═════ Provided data

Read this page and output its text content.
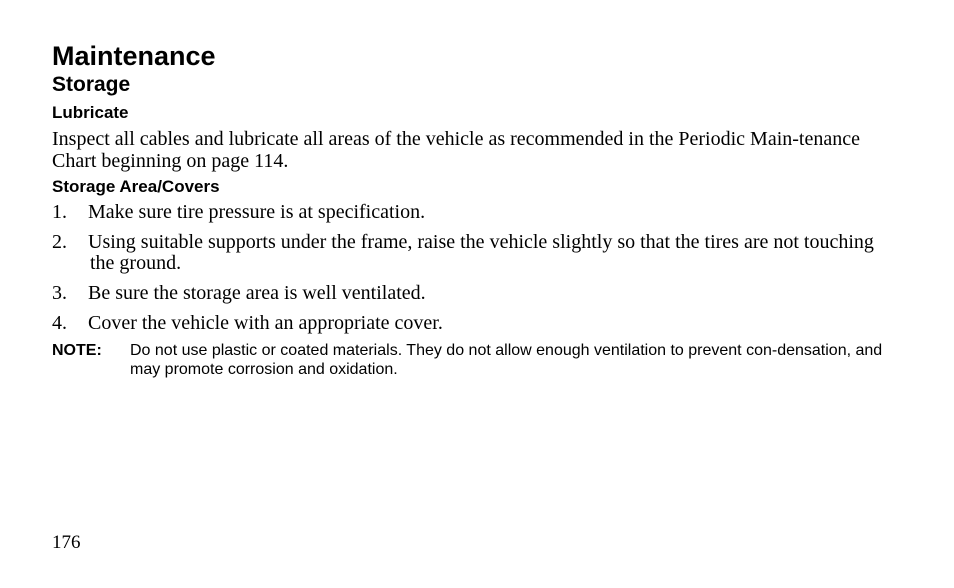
Maintenance
Storage
Lubricate

Inspect all cables and lubricate all areas of the vehicle as recommended in the Periodic Main-tenance Chart beginning on page 114.

Storage Area/Covers
1. Make sure tire pressure is at specification.
2. Using suitable supports under the frame, raise the vehicle slightly so that the tires are not touching the ground.
3. Be sure the storage area is well ventilated.
4. Cover the vehicle with an appropriate cover.
NOTE:	Do not use plastic or coated materials. They do not allow enough ventilation to prevent con-densation, and may promote corrosion and oxidation.
176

══════════

Challenge - Omit the pictures, then output the rest of the listing exactly.

Output of the task -
Read this page and output its text content.
Maintenance
Storage
Lubricate

Inspect all cables and lubricate all areas of the vehicle as recommended in the Periodic Main-tenance Chart beginning on page 114.

Storage Area/Covers
1. Make sure tire pressure is at specification.
2. Using suitable supports under the frame, raise the vehicle slightly so that the tires are not touching the ground.
3. Be sure the storage area is well ventilated.
4. Cover the vehicle with an appropriate cover.
NOTE:	Do not use plastic or coated materials. They do not allow enough ventilation to prevent con-densation, and may promote corrosion and oxidation.
176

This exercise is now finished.